Set task —
In the data, extract each line that holds the string "potius".

Given information —
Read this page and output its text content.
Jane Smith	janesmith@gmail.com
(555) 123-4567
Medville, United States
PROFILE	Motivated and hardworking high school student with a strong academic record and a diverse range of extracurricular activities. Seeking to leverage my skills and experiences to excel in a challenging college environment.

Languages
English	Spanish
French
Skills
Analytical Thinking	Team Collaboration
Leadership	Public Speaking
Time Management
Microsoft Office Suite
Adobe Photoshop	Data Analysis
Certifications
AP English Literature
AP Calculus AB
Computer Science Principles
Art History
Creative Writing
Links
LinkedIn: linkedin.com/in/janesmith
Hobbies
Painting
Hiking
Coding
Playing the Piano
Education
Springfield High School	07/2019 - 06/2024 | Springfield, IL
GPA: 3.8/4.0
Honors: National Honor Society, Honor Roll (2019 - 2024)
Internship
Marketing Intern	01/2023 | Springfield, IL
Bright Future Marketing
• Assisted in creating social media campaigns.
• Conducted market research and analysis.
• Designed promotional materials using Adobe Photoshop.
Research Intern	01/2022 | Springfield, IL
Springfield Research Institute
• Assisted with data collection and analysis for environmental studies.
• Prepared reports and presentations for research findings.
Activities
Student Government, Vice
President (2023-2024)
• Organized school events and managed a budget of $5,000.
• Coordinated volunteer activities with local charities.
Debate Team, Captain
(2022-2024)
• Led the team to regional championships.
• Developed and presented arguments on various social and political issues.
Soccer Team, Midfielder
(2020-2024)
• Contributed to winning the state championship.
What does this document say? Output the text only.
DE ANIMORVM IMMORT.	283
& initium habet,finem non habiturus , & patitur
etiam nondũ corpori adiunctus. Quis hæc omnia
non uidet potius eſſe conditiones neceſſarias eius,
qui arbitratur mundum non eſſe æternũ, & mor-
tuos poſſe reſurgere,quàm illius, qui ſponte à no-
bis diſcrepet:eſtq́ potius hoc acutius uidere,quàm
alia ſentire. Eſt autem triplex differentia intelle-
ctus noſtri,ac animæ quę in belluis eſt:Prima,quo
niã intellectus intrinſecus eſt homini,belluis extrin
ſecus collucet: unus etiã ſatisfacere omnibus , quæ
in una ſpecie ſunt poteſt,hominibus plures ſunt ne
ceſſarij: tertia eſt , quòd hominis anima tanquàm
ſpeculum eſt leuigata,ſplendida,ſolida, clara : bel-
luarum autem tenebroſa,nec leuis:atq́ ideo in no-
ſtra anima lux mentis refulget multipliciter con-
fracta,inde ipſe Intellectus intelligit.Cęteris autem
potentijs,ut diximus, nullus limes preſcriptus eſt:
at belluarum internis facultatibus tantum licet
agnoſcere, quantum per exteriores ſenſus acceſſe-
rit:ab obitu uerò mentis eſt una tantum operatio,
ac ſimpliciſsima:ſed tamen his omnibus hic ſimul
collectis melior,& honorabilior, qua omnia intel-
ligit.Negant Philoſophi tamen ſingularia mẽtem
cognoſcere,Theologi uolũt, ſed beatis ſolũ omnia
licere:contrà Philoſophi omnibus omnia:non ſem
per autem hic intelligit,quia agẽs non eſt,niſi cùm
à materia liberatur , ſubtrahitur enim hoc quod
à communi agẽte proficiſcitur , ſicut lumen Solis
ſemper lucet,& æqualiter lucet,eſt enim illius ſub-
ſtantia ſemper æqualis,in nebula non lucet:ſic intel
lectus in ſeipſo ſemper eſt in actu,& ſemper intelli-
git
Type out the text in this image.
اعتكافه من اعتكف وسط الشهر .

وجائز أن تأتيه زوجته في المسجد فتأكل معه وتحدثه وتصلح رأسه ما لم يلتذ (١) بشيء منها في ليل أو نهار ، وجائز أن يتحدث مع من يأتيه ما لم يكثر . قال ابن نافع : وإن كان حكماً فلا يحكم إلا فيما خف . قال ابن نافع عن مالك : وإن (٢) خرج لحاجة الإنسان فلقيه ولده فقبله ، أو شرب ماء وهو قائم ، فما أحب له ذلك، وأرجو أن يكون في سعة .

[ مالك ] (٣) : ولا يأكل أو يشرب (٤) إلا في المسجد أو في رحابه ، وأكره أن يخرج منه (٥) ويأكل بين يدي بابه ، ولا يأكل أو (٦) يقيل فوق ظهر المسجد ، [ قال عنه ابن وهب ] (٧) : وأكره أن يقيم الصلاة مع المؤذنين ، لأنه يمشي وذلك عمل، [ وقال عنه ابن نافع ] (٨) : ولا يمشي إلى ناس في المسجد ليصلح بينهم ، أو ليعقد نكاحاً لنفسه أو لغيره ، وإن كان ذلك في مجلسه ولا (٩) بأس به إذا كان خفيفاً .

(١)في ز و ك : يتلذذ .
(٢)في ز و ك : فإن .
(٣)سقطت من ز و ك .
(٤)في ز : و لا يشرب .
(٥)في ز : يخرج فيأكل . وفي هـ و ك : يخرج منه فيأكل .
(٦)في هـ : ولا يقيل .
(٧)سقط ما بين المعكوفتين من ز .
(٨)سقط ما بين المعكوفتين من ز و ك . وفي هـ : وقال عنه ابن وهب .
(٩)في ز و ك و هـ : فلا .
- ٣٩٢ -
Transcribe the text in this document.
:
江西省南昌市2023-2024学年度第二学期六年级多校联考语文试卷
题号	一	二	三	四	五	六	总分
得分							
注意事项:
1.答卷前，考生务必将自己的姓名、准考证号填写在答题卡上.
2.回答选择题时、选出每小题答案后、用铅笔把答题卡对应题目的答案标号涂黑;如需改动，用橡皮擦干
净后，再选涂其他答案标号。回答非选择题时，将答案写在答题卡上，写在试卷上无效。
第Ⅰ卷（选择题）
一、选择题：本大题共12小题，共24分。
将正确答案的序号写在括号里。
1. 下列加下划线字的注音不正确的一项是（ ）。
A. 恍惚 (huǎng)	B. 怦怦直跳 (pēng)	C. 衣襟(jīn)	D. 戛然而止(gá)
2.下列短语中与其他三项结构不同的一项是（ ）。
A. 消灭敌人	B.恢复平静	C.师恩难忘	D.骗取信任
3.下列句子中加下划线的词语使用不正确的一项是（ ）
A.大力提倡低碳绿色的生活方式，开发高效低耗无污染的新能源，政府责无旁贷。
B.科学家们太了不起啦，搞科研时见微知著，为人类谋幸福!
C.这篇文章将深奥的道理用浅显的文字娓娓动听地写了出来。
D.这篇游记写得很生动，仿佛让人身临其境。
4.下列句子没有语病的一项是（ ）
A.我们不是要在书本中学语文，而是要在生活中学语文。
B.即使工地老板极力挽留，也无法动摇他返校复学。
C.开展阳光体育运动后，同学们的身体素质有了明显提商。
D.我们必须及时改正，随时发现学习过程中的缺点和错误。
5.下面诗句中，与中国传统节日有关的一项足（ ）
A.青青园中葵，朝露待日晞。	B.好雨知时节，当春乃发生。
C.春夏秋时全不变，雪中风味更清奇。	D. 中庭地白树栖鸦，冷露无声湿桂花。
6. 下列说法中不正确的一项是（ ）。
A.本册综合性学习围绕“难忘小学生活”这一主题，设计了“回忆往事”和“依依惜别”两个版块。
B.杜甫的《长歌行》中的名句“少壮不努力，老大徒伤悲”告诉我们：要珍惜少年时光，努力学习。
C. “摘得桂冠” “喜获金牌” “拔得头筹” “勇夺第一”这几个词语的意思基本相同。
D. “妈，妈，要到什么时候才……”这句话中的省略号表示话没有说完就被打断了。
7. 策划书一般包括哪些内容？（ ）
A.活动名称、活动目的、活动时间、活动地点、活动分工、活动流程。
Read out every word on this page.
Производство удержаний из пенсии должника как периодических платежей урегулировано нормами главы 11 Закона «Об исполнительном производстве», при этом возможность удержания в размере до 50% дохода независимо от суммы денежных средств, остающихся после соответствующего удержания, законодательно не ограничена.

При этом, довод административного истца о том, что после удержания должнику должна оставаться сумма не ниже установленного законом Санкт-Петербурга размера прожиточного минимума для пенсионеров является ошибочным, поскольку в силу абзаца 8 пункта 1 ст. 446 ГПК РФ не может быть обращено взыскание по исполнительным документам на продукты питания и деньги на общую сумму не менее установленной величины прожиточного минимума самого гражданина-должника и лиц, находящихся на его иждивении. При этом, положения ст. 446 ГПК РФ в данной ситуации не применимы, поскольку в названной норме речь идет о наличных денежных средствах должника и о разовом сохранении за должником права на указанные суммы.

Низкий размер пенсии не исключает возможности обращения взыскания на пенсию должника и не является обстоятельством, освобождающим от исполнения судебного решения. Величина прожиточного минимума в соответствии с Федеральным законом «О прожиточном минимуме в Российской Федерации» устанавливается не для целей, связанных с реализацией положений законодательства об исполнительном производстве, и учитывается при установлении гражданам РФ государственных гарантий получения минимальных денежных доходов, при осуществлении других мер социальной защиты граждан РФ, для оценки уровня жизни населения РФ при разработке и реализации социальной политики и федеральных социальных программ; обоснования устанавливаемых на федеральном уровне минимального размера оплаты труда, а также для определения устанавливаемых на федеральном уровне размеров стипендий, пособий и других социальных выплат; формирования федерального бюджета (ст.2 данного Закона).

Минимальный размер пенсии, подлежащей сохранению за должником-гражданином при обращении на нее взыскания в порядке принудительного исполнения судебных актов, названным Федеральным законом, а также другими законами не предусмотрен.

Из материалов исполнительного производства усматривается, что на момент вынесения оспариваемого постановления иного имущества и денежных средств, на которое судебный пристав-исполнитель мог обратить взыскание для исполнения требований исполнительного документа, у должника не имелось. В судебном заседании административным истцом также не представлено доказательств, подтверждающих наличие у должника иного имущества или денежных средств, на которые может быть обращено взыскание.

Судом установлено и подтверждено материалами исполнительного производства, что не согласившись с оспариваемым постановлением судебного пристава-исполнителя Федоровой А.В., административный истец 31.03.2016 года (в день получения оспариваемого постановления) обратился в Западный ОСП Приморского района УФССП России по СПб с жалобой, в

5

Full response —
non uidet potius eſſe conditiones neceſſarias eius,
bis diſcrepet:eſtq́ potius hoc acutius uidere,quàm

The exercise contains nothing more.